■ **Work instructions**:
Extract every line that contains the string "inches".

Source data
— start —

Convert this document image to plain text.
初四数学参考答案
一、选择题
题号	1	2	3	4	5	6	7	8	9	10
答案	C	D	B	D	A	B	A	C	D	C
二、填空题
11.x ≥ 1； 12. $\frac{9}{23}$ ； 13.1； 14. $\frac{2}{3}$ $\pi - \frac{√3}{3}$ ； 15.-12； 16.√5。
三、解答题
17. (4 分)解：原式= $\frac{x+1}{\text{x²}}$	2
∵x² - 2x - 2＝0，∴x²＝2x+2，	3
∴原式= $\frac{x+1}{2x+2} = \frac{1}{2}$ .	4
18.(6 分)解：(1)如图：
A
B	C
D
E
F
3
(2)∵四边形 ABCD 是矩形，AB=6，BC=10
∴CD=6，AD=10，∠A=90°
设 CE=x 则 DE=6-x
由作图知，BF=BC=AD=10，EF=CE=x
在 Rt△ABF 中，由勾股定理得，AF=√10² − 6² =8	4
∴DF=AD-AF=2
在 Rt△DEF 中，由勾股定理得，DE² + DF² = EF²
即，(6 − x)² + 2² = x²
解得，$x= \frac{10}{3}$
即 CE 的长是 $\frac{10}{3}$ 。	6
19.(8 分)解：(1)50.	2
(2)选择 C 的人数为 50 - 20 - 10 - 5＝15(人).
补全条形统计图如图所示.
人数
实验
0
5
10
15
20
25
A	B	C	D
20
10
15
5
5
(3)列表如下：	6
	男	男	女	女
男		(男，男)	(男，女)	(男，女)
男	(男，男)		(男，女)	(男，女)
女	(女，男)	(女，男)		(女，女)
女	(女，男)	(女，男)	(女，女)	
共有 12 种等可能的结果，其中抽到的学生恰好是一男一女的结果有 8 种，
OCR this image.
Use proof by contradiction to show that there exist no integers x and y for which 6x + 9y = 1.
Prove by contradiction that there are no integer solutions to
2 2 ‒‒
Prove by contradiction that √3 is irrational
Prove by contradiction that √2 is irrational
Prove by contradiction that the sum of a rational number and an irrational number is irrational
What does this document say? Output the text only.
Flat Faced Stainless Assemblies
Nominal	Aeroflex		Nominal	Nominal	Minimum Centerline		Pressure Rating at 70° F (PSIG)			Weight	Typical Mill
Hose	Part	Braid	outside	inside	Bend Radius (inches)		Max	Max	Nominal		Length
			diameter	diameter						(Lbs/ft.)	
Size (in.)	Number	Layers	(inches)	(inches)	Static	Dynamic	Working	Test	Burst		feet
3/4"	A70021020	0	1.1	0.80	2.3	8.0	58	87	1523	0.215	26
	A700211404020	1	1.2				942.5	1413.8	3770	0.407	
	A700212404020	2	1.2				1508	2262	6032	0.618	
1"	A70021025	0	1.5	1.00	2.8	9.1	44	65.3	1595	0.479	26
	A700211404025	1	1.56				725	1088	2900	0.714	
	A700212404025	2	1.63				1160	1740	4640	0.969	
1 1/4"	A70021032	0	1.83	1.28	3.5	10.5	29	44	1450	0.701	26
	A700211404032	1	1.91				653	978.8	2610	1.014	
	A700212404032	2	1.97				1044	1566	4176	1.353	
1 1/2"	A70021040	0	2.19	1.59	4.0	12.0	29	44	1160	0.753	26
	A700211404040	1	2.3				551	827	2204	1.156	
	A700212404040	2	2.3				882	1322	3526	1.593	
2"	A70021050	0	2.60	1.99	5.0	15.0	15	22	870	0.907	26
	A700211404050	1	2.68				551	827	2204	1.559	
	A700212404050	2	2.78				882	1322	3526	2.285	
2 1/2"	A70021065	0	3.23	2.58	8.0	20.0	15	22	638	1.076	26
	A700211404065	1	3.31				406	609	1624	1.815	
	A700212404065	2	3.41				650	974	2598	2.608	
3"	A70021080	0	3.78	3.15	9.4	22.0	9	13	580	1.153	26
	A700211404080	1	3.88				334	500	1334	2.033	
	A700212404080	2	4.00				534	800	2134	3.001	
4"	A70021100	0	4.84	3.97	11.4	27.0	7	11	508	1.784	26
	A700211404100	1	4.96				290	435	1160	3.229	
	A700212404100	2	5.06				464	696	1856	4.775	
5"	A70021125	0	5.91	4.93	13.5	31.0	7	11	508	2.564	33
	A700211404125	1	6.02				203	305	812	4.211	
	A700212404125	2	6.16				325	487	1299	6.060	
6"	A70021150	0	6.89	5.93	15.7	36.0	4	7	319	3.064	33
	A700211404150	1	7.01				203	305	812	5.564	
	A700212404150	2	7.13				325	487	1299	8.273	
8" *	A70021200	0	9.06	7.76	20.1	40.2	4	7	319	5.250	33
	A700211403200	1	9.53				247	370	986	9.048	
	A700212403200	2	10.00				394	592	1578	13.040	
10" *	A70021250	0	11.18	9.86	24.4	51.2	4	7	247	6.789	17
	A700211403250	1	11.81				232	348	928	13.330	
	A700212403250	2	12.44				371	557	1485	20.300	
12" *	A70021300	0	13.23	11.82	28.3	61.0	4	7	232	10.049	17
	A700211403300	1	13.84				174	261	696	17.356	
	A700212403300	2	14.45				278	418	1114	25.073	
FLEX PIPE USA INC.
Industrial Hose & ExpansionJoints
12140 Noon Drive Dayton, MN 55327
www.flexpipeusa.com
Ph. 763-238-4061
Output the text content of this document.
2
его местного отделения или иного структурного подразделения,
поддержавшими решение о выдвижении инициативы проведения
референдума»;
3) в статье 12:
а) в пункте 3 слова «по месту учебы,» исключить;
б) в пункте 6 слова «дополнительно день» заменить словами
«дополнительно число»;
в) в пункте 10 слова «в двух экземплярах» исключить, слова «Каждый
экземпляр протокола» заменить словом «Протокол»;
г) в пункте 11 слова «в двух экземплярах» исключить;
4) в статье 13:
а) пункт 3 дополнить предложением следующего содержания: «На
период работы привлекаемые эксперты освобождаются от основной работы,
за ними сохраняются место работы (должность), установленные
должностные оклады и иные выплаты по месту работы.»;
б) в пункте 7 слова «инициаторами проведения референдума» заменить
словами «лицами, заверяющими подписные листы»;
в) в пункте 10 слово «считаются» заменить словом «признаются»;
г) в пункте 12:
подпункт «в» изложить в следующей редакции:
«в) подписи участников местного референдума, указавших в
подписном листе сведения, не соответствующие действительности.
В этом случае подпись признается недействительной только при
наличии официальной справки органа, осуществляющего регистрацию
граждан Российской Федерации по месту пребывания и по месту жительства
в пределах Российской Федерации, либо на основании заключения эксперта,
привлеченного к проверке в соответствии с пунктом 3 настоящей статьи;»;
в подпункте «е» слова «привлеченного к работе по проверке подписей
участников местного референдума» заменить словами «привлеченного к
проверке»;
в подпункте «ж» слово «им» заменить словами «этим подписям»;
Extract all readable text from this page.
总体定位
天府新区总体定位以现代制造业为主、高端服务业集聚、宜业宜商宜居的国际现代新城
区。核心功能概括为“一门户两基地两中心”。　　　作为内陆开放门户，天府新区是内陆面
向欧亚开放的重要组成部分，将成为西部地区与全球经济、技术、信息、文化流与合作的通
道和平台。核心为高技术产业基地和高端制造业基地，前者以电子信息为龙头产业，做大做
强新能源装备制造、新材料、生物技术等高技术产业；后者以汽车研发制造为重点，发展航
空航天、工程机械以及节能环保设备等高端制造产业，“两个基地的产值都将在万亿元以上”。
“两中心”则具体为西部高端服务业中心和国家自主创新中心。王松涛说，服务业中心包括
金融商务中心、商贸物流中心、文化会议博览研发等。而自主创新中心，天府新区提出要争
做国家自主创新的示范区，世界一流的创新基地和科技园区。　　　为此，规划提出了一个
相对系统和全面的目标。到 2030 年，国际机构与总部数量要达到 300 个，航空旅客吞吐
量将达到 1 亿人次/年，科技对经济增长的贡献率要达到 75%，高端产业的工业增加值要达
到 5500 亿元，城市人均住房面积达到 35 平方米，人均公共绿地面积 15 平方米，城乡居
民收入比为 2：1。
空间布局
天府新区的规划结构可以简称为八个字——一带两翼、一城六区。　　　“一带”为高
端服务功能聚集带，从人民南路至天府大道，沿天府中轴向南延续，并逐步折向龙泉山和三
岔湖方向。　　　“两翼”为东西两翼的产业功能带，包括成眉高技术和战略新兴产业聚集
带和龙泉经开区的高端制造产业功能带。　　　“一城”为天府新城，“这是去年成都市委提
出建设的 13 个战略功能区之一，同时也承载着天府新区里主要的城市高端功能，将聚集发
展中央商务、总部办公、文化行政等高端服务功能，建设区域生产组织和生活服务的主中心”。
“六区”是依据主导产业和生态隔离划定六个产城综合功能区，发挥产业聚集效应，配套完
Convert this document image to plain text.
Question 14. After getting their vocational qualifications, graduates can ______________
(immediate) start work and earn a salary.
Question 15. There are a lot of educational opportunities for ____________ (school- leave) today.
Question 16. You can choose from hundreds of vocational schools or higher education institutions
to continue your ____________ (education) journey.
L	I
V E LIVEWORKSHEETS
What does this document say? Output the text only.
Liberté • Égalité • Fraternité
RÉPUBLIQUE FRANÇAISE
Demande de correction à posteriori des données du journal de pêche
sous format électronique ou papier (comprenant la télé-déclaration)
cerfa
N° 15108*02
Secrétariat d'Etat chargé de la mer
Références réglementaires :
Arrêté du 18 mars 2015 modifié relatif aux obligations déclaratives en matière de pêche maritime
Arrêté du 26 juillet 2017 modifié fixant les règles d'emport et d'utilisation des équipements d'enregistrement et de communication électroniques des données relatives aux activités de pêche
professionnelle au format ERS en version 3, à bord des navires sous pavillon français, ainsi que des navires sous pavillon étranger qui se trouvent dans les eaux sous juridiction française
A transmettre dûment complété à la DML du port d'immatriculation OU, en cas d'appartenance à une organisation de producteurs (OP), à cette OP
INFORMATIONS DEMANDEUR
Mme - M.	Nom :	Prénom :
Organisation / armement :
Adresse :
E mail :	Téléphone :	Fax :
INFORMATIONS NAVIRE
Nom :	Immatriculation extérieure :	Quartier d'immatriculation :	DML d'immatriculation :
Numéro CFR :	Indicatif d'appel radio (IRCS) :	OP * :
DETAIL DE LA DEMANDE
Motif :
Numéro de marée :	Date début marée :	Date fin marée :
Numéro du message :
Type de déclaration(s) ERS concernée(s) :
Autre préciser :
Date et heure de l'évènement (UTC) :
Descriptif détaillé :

— end —

■ **Full answer**:
Hose	Part	Braid	outside	inside	Bend Radius (inches)		Max	Max	Nominal		Length
Size (in.)	Number	Layers	(inches)	(inches)	Static	Dynamic	Working	Test	Burst		feet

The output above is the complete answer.